• What this task involves: Omit images. Retype all entries verbatim.

## begin Data entries

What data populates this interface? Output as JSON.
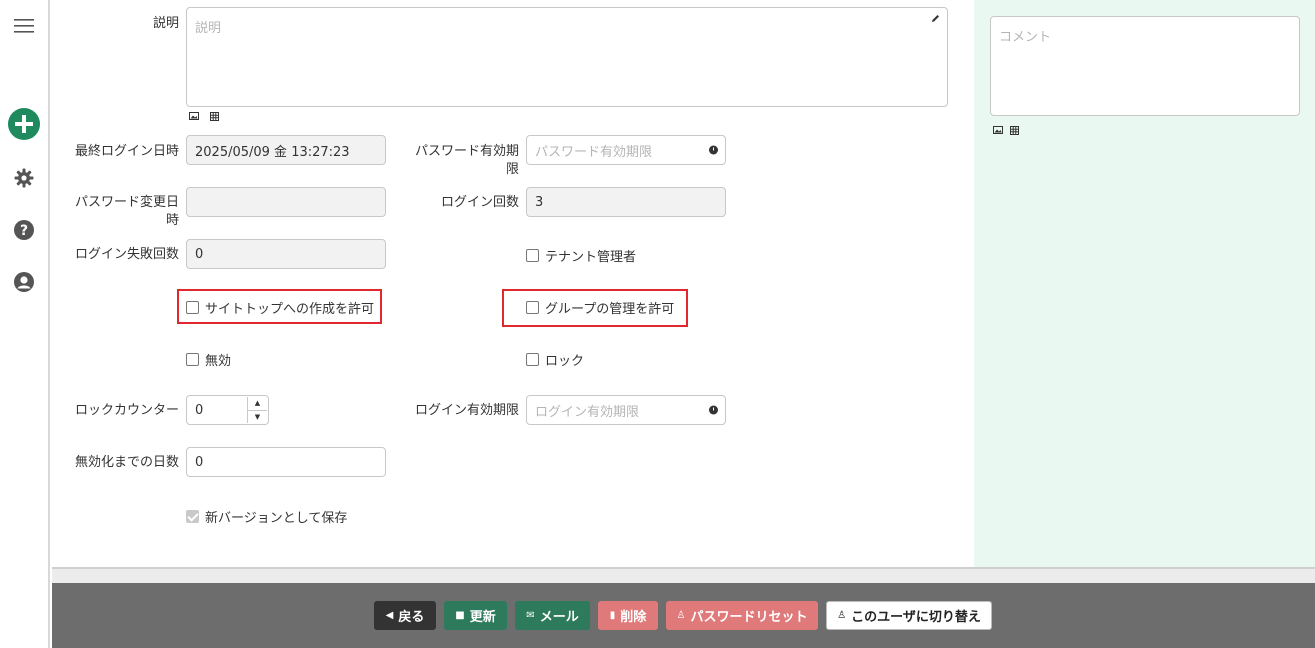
{
  "rail": {
    "icons": [
      "menu-icon",
      "add-icon",
      "gear-icon",
      "help-icon",
      "user-icon"
    ]
  },
  "form": {
    "description": {
      "label": "説明",
      "placeholder": "説明"
    },
    "last_login": {
      "label": "最終ログイン日時",
      "value": "2025/05/09 金 13:27:23"
    },
    "password_expiry": {
      "label_line1": "パスワード有効期",
      "label_line2": "限",
      "placeholder": "パスワード有効期限"
    },
    "password_changed": {
      "label_line1": "パスワード変更日",
      "label_line2": "時",
      "value": ""
    },
    "login_count": {
      "label": "ログイン回数",
      "value": "3"
    },
    "login_failures": {
      "label": "ログイン失敗回数",
      "value": "0"
    },
    "tenant_admin": {
      "label": "テナント管理者",
      "checked": false
    },
    "allow_site_top": {
      "label": "サイトトップへの作成を許可",
      "checked": false
    },
    "allow_group_manage": {
      "label": "グループの管理を許可",
      "checked": false
    },
    "disabled": {
      "label": "無効",
      "checked": false
    },
    "lock": {
      "label": "ロック",
      "checked": false
    },
    "lock_counter": {
      "label": "ロックカウンター",
      "value": "0"
    },
    "login_expiry": {
      "label": "ログイン有効期限",
      "placeholder": "ログイン有効期限"
    },
    "days_until_disable": {
      "label": "無効化までの日数",
      "value": "0"
    },
    "save_as_new_version": {
      "label": "新バージョンとして保存",
      "checked": true
    }
  },
  "side": {
    "comment": {
      "placeholder": "コメント"
    }
  },
  "footer": {
    "back": "戻る",
    "update": "更新",
    "mail": "メール",
    "delete": "削除",
    "password_reset": "パスワードリセット",
    "switch_user": "このユーザに切り替え"
  },
  "colors": {
    "accent_green": "#2d7a5c",
    "danger": "#e07a7a",
    "highlight_frame": "#e0282e",
    "side_panel": "#e9f8f1"
  }
}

## end Data entries

• Answer to this problem:
What data populates this interface? Output as JSON.
{
  "rail": {
    "icons": [
      "menu-icon",
      "add-icon",
      "gear-icon",
      "help-icon",
      "user-icon"
    ]
  },
  "form": {
    "description": {
      "label": "説明",
      "placeholder": "説明"
    },
    "last_login": {
      "label": "最終ログイン日時",
      "value": "2025/05/09 金 13:27:23"
    },
    "password_expiry": {
      "label_line1": "パスワード有効期",
      "label_line2": "限",
      "placeholder": "パスワード有効期限"
    },
    "password_changed": {
      "label_line1": "パスワード変更日",
      "label_line2": "時",
      "value": ""
    },
    "login_count": {
      "label": "ログイン回数",
      "value": "3"
    },
    "login_failures": {
      "label": "ログイン失敗回数",
      "value": "0"
    },
    "tenant_admin": {
      "label": "テナント管理者",
      "checked": false
    },
    "allow_site_top": {
      "label": "サイトトップへの作成を許可",
      "checked": false
    },
    "allow_group_manage": {
      "label": "グループの管理を許可",
      "checked": false
    },
    "disabled": {
      "label": "無効",
      "checked": false
    },
    "lock": {
      "label": "ロック",
      "checked": false
    },
    "lock_counter": {
      "label": "ロックカウンター",
      "value": "0"
    },
    "login_expiry": {
      "label": "ログイン有効期限",
      "placeholder": "ログイン有効期限"
    },
    "days_until_disable": {
      "label": "無効化までの日数",
      "value": "0"
    },
    "save_as_new_version": {
      "label": "新バージョンとして保存",
      "checked": true
    }
  },
  "side": {
    "comment": {
      "placeholder": "コメント"
    }
  },
  "footer": {
    "back": "戻る",
    "update": "更新",
    "mail": "メール",
    "delete": "削除",
    "password_reset": "パスワードリセット",
    "switch_user": "このユーザに切り替え"
  },
  "colors": {
    "accent_green": "#2d7a5c",
    "danger": "#e07a7a",
    "highlight_frame": "#e0282e",
    "side_panel": "#e9f8f1"
  }
}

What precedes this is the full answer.